■ What is required
From the listing below, pull each line that includes "this".

■ Data to use
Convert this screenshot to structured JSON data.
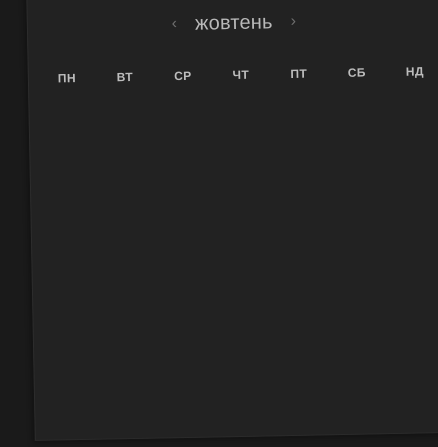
{
  "calendar": {
    "month": "жовтень",
    "prev_icon": "chevron-left-icon",
    "next_icon": "chevron-right-icon",
    "prev_glyph": "‹",
    "next_glyph": "›",
    "weekdays": [
      "ПН",
      "ВТ",
      "СР",
      "ЧТ",
      "ПТ",
      "СБ",
      "НД"
    ]
  },
  "colors": {
    "background": "#1a1a1a",
    "panel": "#222222",
    "text": "#bdbdbd",
    "arrow": "#6f6f6f"
  }
}
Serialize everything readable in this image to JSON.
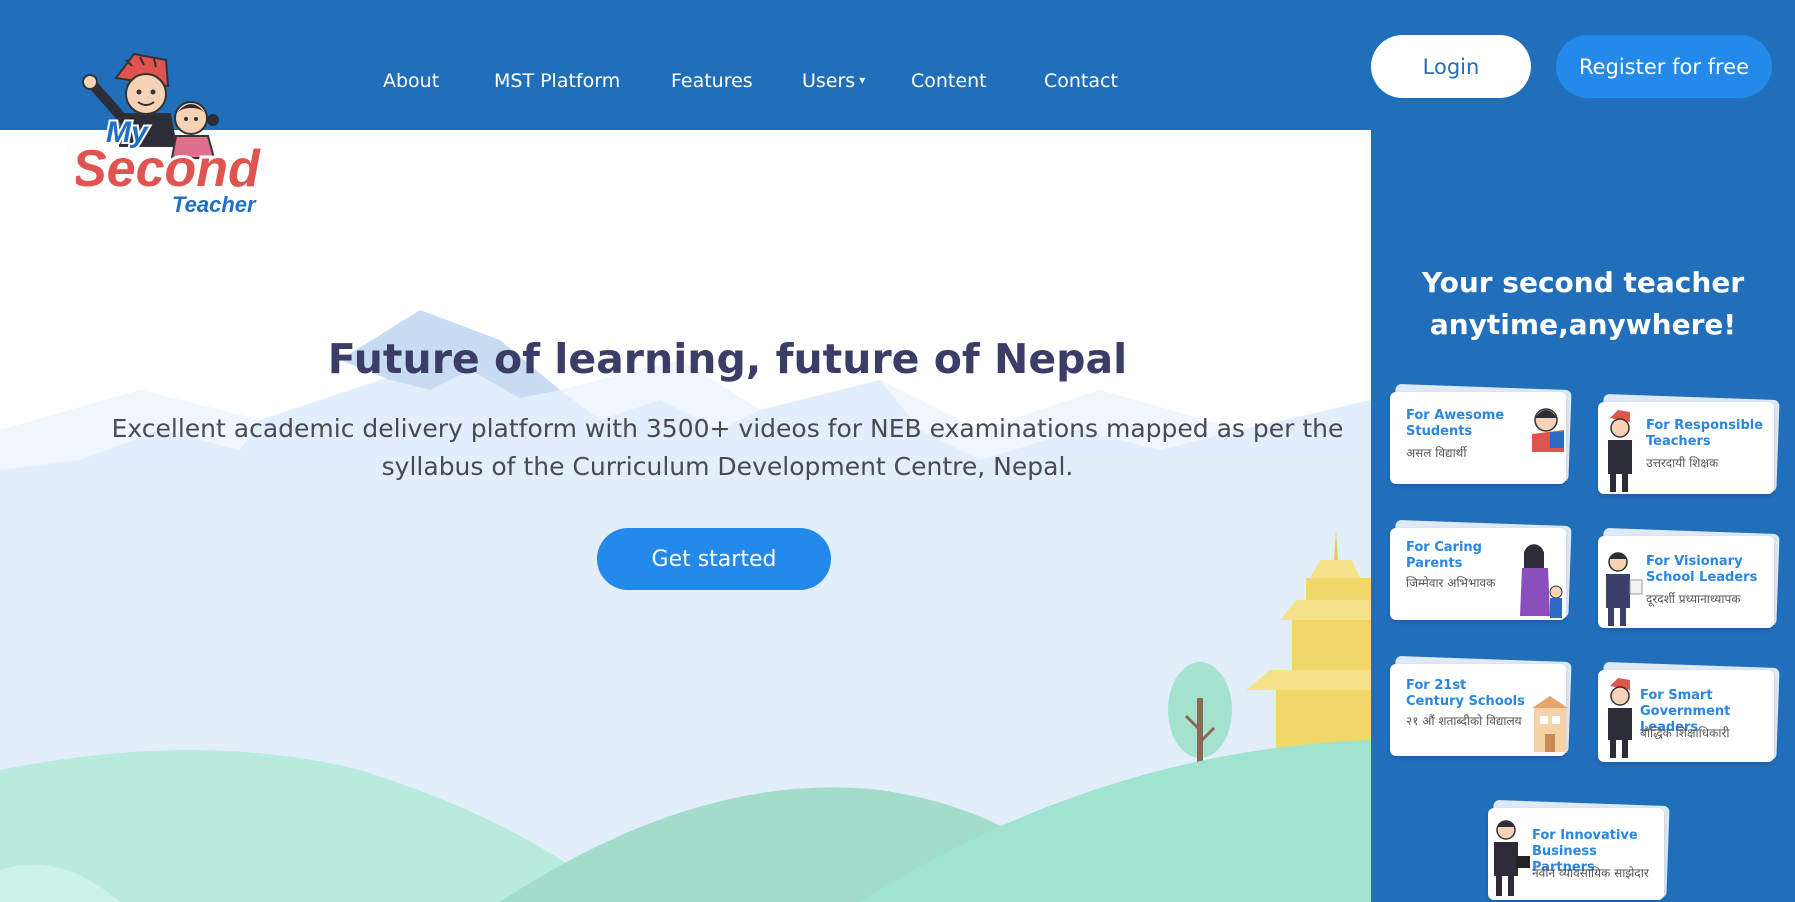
{
  "header": {
    "nav": [
      {
        "label": "About",
        "has_dropdown": false
      },
      {
        "label": "MST Platform",
        "has_dropdown": false
      },
      {
        "label": "Features",
        "has_dropdown": false
      },
      {
        "label": "Users",
        "has_dropdown": true
      },
      {
        "label": "Content",
        "has_dropdown": false
      },
      {
        "label": "Contact",
        "has_dropdown": false
      }
    ],
    "dropdown_caret": "▾",
    "login_label": "Login",
    "register_label": "Register for free"
  },
  "logo": {
    "word1": "My",
    "word2": "Second",
    "word3": "Teacher"
  },
  "hero": {
    "title": "Future of learning, future of Nepal",
    "subtitle": "Excellent academic delivery platform with 3500+ videos for NEB examinations mapped as per the syllabus of the Curriculum Development Centre, Nepal.",
    "cta_label": "Get started"
  },
  "panel": {
    "heading": "Your second teacher anytime,anywhere!",
    "cards": [
      {
        "en": "For Awesome Students",
        "np": "असल विद्यार्थी",
        "icon": "student-icon"
      },
      {
        "en": "For Responsible Teachers",
        "np": "उत्तरदायी शिक्षक",
        "icon": "teacher-icon"
      },
      {
        "en": "For Caring Parents",
        "np": "जिम्मेवार अभिभावक",
        "icon": "parent-icon"
      },
      {
        "en": "For Visionary School Leaders",
        "np": "दूरदर्शी प्रध्यानाध्यापक",
        "icon": "school-leader-icon"
      },
      {
        "en": "For 21st Century Schools",
        "np": "२१ औं शताब्दीको विद्यालय",
        "icon": "school-building-icon"
      },
      {
        "en": "For Smart Government Leaders",
        "np": "बौद्धिक शिक्षाधिकारी",
        "icon": "government-leader-icon"
      },
      {
        "en": "For Innovative Business Partners",
        "np": "नवीन व्यावसायिक साझेदार",
        "icon": "business-partner-icon"
      }
    ]
  },
  "colors": {
    "header_blue": "#216ebb",
    "button_blue": "#2389ea",
    "title_navy": "#3c3d66",
    "logo_red": "#e0544f",
    "logo_blue": "#1f6fc2"
  }
}
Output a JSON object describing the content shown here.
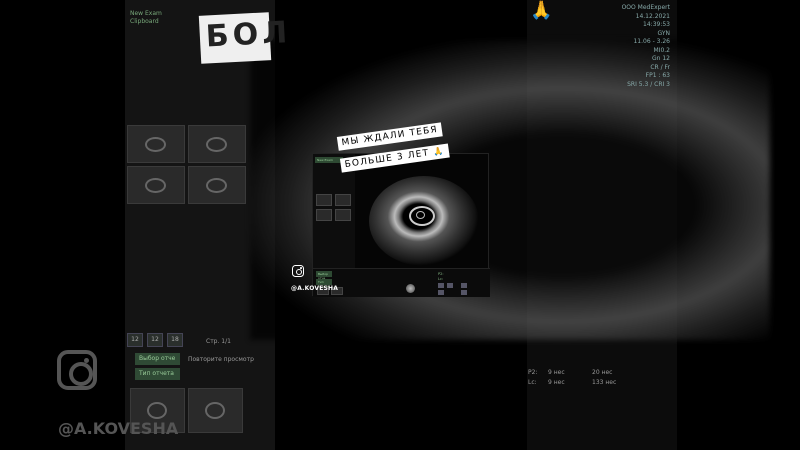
{
  "caption": {
    "line1": "МЫ ЖДАЛИ ТЕБЯ",
    "line2": "БОЛЬШЕ 3 ЛЕТ",
    "emoji": "🙏"
  },
  "watermark": {
    "handle": "@A.KOVESHA",
    "icon": "instagram-icon"
  },
  "background": {
    "big_text": "БОЛ",
    "header_left_1": "New Exam",
    "header_left_2": "Clipboard",
    "clinic_name": "ООО MedExpert",
    "date": "14.12.2021",
    "time": "14:39:53",
    "right_info": [
      "GYN",
      "11.06 - 3.26",
      "MI0.2",
      "Gn 12",
      "CR / Fr",
      "FP1 : 63",
      "SRI 5.3 / CRI 3"
    ],
    "page_label": "Стр. 1/1",
    "buttons": [
      "12",
      "12",
      "18"
    ],
    "tab_1": "Выбор отче",
    "tab_2": "Повторите просмотр",
    "tab_3": "Тип отчета",
    "p2_label": "P2:",
    "p2_value": "9 нес",
    "p2_num": "20 нес",
    "lc_label": "Lc:",
    "lc_value": "9 нес",
    "lc_num": "133 нес"
  },
  "colors": {
    "caption_bg": "#ffffff",
    "caption_text": "#000000",
    "panel_green": "#2f4a35",
    "info_text": "#8aa8a8"
  }
}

■ Solved exercise
Convert this screenshot to structured JSON data.
Serialize everything readable in this image to JSON.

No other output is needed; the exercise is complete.